What needs to be done: The entire listing is to be repeated verbatim.

[START Records]

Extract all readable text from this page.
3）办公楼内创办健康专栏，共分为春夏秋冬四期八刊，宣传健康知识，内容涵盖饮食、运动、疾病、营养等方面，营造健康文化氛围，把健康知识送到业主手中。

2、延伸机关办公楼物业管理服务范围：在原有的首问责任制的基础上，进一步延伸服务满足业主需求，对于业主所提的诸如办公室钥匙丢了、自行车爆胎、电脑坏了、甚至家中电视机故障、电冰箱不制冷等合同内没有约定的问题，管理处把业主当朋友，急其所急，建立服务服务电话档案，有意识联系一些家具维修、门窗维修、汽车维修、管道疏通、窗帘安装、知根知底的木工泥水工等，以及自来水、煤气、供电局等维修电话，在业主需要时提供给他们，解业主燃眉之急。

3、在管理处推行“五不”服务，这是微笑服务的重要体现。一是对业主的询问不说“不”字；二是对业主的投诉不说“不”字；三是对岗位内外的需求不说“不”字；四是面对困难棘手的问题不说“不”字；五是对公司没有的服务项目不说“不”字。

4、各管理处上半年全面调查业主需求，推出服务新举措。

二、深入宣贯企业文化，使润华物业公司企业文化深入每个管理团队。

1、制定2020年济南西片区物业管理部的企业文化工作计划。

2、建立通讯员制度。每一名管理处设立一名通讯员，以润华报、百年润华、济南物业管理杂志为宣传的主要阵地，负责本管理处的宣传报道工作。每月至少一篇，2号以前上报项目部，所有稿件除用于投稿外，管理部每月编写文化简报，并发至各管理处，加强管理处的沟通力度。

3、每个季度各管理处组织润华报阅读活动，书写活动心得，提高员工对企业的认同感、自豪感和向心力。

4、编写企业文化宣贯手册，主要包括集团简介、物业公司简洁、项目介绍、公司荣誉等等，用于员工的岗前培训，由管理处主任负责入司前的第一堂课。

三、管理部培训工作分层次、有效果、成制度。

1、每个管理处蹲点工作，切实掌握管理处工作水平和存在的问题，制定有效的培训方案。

[END Records]

The reply:
Extract all readable text from this page.
3）办公楼内创办健康专栏，共分为春夏秋冬四期八刊，宣传健康知识，内容涵盖饮食、运动、疾病、营养等方面，营造健康文化氛围，把健康知识送到业主手中。

2、延伸机关办公楼物业管理服务范围：在原有的首问责任制的基础上，进一步延伸服务满足业主需求，对于业主所提的诸如办公室钥匙丢了、自行车爆胎、电脑坏了、甚至家中电视机故障、电冰箱不制冷等合同内没有约定的问题，管理处把业主当朋友，急其所急，建立服务服务电话档案，有意识联系一些家具维修、门窗维修、汽车维修、管道疏通、窗帘安装、知根知底的木工泥水工等，以及自来水、煤气、供电局等维修电话，在业主需要时提供给他们，解业主燃眉之急。

3、在管理处推行“五不”服务，这是微笑服务的重要体现。一是对业主的询问不说“不”字；二是对业主的投诉不说“不”字；三是对岗位内外的需求不说“不”字；四是面对困难棘手的问题不说“不”字；五是对公司没有的服务项目不说“不”字。

4、各管理处上半年全面调查业主需求，推出服务新举措。

二、深入宣贯企业文化，使润华物业公司企业文化深入每个管理团队。

1、制定2020年济南西片区物业管理部的企业文化工作计划。

2、建立通讯员制度。每一名管理处设立一名通讯员，以润华报、百年润华、济南物业管理杂志为宣传的主要阵地，负责本管理处的宣传报道工作。每月至少一篇，2号以前上报项目部，所有稿件除用于投稿外，管理部每月编写文化简报，并发至各管理处，加强管理处的沟通力度。

3、每个季度各管理处组织润华报阅读活动，书写活动心得，提高员工对企业的认同感、自豪感和向心力。

4、编写企业文化宣贯手册，主要包括集团简介、物业公司简洁、项目介绍、公司荣誉等等，用于员工的岗前培训，由管理处主任负责入司前的第一堂课。

三、管理部培训工作分层次、有效果、成制度。

1、每个管理处蹲点工作，切实掌握管理处工作水平和存在的问题，制定有效的培训方案。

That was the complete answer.